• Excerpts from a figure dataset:
--- --- ---

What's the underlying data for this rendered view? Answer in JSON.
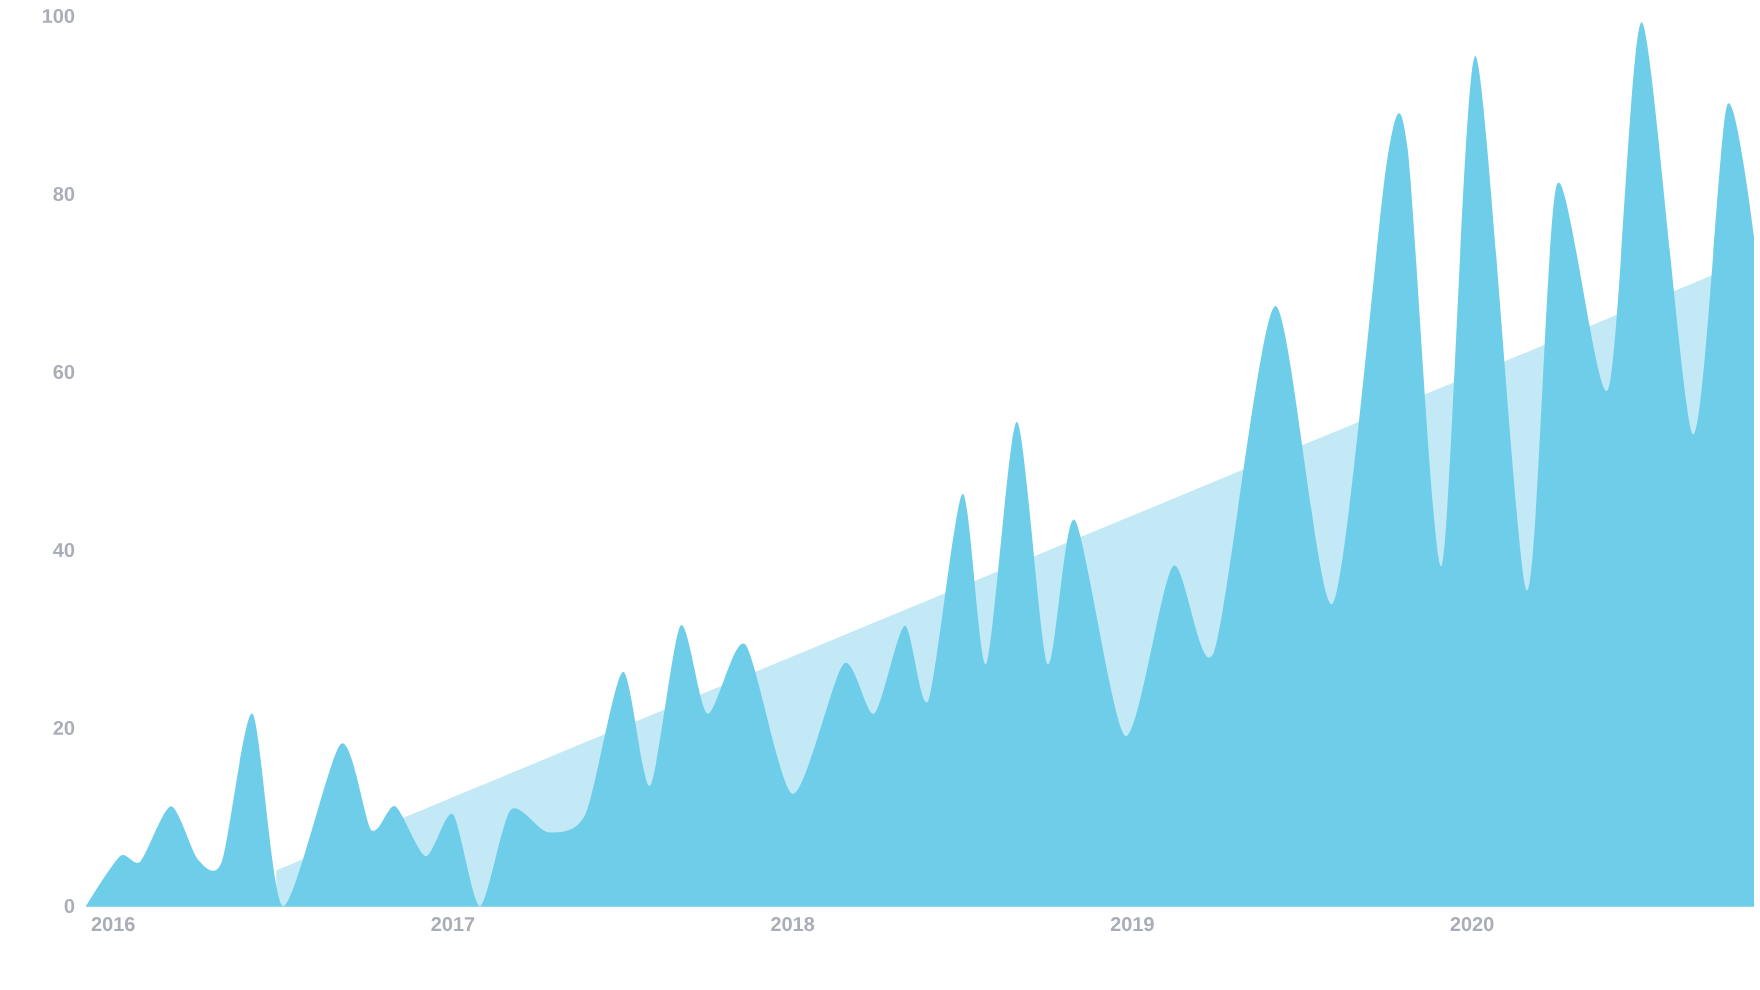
{
  "chart_data": {
    "type": "area",
    "series": [
      {
        "color": "#c2e9f5",
        "x": [
          2016.48,
          2020.83
        ],
        "values": [
          4.0,
          72.8
        ]
      },
      {
        "color": "#6ecde9",
        "x": [
          2015.92,
          2016.02,
          2016.08,
          2016.17,
          2016.25,
          2016.32,
          2016.41,
          2016.5,
          2016.67,
          2016.76,
          2016.83,
          2016.92,
          2017.0,
          2017.08,
          2017.17,
          2017.28,
          2017.39,
          2017.5,
          2017.58,
          2017.67,
          2017.75,
          2017.86,
          2018.0,
          2018.15,
          2018.24,
          2018.33,
          2018.4,
          2018.5,
          2018.57,
          2018.66,
          2018.75,
          2018.83,
          2018.98,
          2019.12,
          2019.24,
          2019.42,
          2019.59,
          2019.75,
          2019.81,
          2019.91,
          2020.01,
          2020.16,
          2020.25,
          2020.4,
          2020.5,
          2020.65,
          2020.75,
          2020.83
        ],
        "values": [
          0,
          5.6,
          5,
          11.2,
          5.2,
          5,
          21.6,
          0,
          18.2,
          8.5,
          11.2,
          5.6,
          10.3,
          0,
          10.8,
          8.3,
          10.3,
          26.3,
          13.5,
          31.5,
          21.6,
          29.4,
          12.6,
          27.2,
          21.6,
          31.5,
          23.1,
          46.3,
          27.2,
          54.4,
          27.2,
          43.4,
          19.1,
          38.2,
          28.5,
          67.4,
          34,
          83.8,
          85.2,
          38.2,
          95.5,
          35.5,
          81.1,
          58,
          99.3,
          53,
          89.9,
          75.3
        ]
      }
    ],
    "xlim": [
      2015.92,
      2020.83
    ],
    "ylim": [
      0,
      100
    ],
    "xticks": [
      2016,
      2017,
      2018,
      2019,
      2020
    ],
    "yticks": [
      0,
      20,
      40,
      60,
      80,
      100
    ]
  }
}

--- --- ---

• Short task: Make a word-for-word copy of the entries, without any pictures.

• Complete response:
What's the underlying data for this rendered view? Answer in JSON.
{
  "chart_data": {
    "type": "area",
    "series": [
      {
        "color": "#c2e9f5",
        "x": [
          2016.48,
          2020.83
        ],
        "values": [
          4.0,
          72.8
        ]
      },
      {
        "color": "#6ecde9",
        "x": [
          2015.92,
          2016.02,
          2016.08,
          2016.17,
          2016.25,
          2016.32,
          2016.41,
          2016.5,
          2016.67,
          2016.76,
          2016.83,
          2016.92,
          2017.0,
          2017.08,
          2017.17,
          2017.28,
          2017.39,
          2017.5,
          2017.58,
          2017.67,
          2017.75,
          2017.86,
          2018.0,
          2018.15,
          2018.24,
          2018.33,
          2018.4,
          2018.5,
          2018.57,
          2018.66,
          2018.75,
          2018.83,
          2018.98,
          2019.12,
          2019.24,
          2019.42,
          2019.59,
          2019.75,
          2019.81,
          2019.91,
          2020.01,
          2020.16,
          2020.25,
          2020.4,
          2020.5,
          2020.65,
          2020.75,
          2020.83
        ],
        "values": [
          0,
          5.6,
          5,
          11.2,
          5.2,
          5,
          21.6,
          0,
          18.2,
          8.5,
          11.2,
          5.6,
          10.3,
          0,
          10.8,
          8.3,
          10.3,
          26.3,
          13.5,
          31.5,
          21.6,
          29.4,
          12.6,
          27.2,
          21.6,
          31.5,
          23.1,
          46.3,
          27.2,
          54.4,
          27.2,
          43.4,
          19.1,
          38.2,
          28.5,
          67.4,
          34,
          83.8,
          85.2,
          38.2,
          95.5,
          35.5,
          81.1,
          58,
          99.3,
          53,
          89.9,
          75.3
        ]
      }
    ],
    "xlim": [
      2015.92,
      2020.83
    ],
    "ylim": [
      0,
      100
    ],
    "xticks": [
      2016,
      2017,
      2018,
      2019,
      2020
    ],
    "yticks": [
      0,
      20,
      40,
      60,
      80,
      100
    ]
  }
}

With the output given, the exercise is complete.